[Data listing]
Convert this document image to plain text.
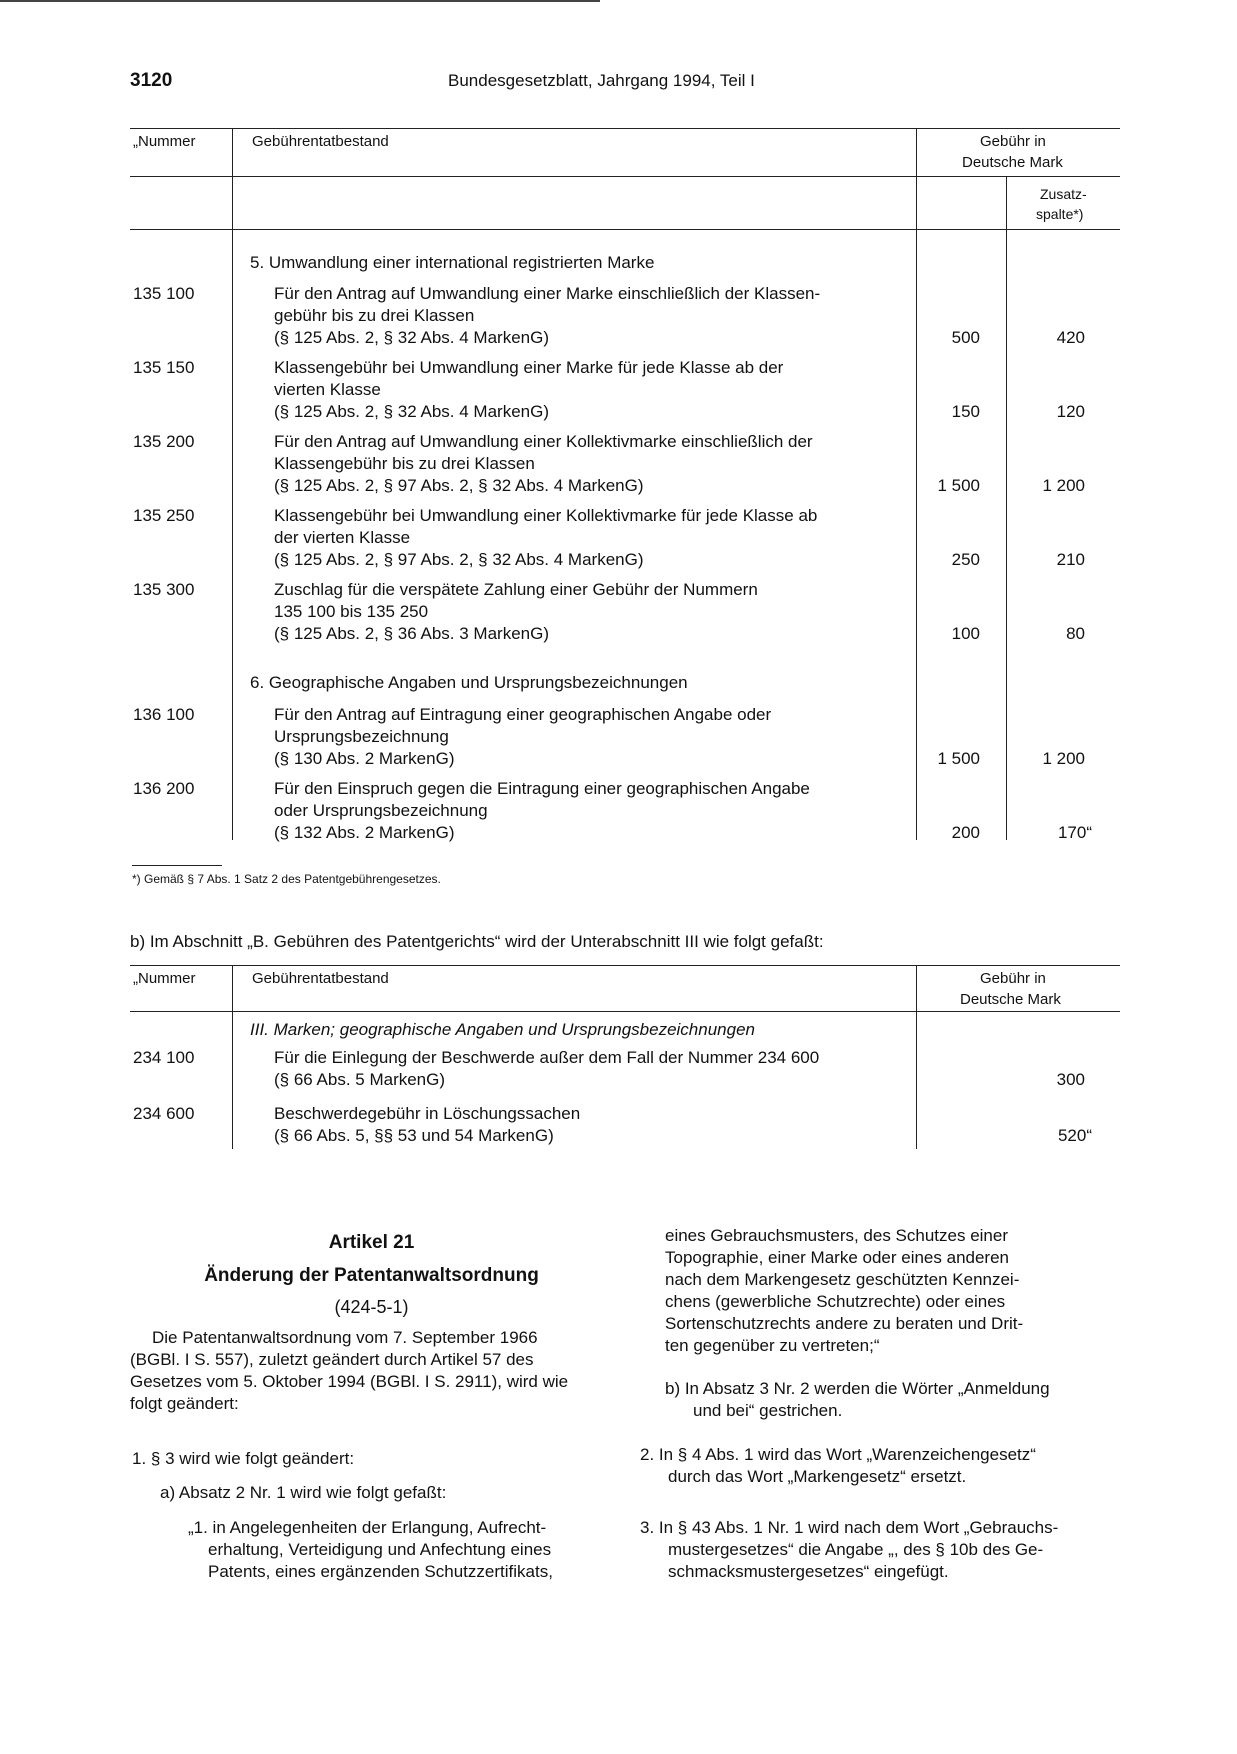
3120	Bundesgesetzblatt, Jahrgang 1994, Teil I
„Nummer	Gebührentatbestand	Gebühr in
Deutsche Mark
Zusatz-
spalte*)
5. Umwandlung einer international registrierten Marke
135 100	Für den Antrag auf Umwandlung einer Marke einschließlich der Klassen-
gebühr bis zu drei Klassen
(§ 125 Abs. 2, § 32 Abs. 4 MarkenG)	500	420
135 150	Klassengebühr bei Umwandlung einer Marke für jede Klasse ab der
vierten Klasse
(§ 125 Abs. 2, § 32 Abs. 4 MarkenG)	150	120
135 200	Für den Antrag auf Umwandlung einer Kollektivmarke einschließlich der
Klassengebühr bis zu drei Klassen
(§ 125 Abs. 2, § 97 Abs. 2, § 32 Abs. 4 MarkenG)	1 500	1 200
135 250	Klassengebühr bei Umwandlung einer Kollektivmarke für jede Klasse ab
der vierten Klasse
(§ 125 Abs. 2, § 97 Abs. 2, § 32 Abs. 4 MarkenG)	250	210
135 300	Zuschlag für die verspätete Zahlung einer Gebühr der Nummern
135 100 bis 135 250
(§ 125 Abs. 2, § 36 Abs. 3 MarkenG)	100	80
6. Geographische Angaben und Ursprungsbezeichnungen
136 100	Für den Antrag auf Eintragung einer geographischen Angabe oder
Ursprungsbezeichnung
(§ 130 Abs. 2 MarkenG)	1 500	1 200
136 200	Für den Einspruch gegen die Eintragung einer geographischen Angabe
oder Ursprungsbezeichnung
(§ 132 Abs. 2 MarkenG)	200	170“
*) Gemäß § 7 Abs. 1 Satz 2 des Patentgebührengesetzes.
b) Im Abschnitt „B. Gebühren des Patentgerichts“ wird der Unterabschnitt III wie folgt gefaßt:
„Nummer	Gebührentatbestand	Gebühr in
Deutsche Mark
III. Marken; geographische Angaben und Ursprungsbezeichnungen
234 100	Für die Einlegung der Beschwerde außer dem Fall der Nummer 234 600
(§ 66 Abs. 5 MarkenG)	300
234 600	Beschwerdegebühr in Löschungssachen
(§ 66 Abs. 5, §§ 53 und 54 MarkenG)	520“
Artikel 21
Änderung der Patentanwaltsordnung
(424-5-1)
Die Patentanwaltsordnung vom 7. September 1966
(BGBl. I S. 557), zuletzt geändert durch Artikel 57 des
Gesetzes vom 5. Oktober 1994 (BGBl. I S. 2911), wird wie
folgt geändert:
1. § 3 wird wie folgt geändert:
a) Absatz 2 Nr. 1 wird wie folgt gefaßt:
„1. in Angelegenheiten der Erlangung, Aufrecht-
erhaltung, Verteidigung und Anfechtung eines
Patents, eines ergänzenden Schutzzertifikats,
eines Gebrauchsmusters, des Schutzes einer
Topographie, einer Marke oder eines anderen
nach dem Markengesetz geschützten Kennzei-
chens (gewerbliche Schutzrechte) oder eines
Sortenschutzrechts andere zu beraten und Drit-
ten gegenüber zu vertreten;“
b) In Absatz 3 Nr. 2 werden die Wörter „Anmeldung
und bei“ gestrichen.
2. In § 4 Abs. 1 wird das Wort „Warenzeichengesetz“
durch das Wort „Markengesetz“ ersetzt.
3. In § 43 Abs. 1 Nr. 1 wird nach dem Wort „Gebrauchs-
mustergesetzes“ die Angabe „, des § 10b des Ge-
schmacksmustergesetzes“ eingefügt.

WHAT THE TASK REQUIRES:
Copy every line that contains the string "geographischen".

ANSWER BELOW:
136 100	Für den Antrag auf Eintragung einer geographischen Angabe oder
136 200	Für den Einspruch gegen die Eintragung einer geographischen Angabe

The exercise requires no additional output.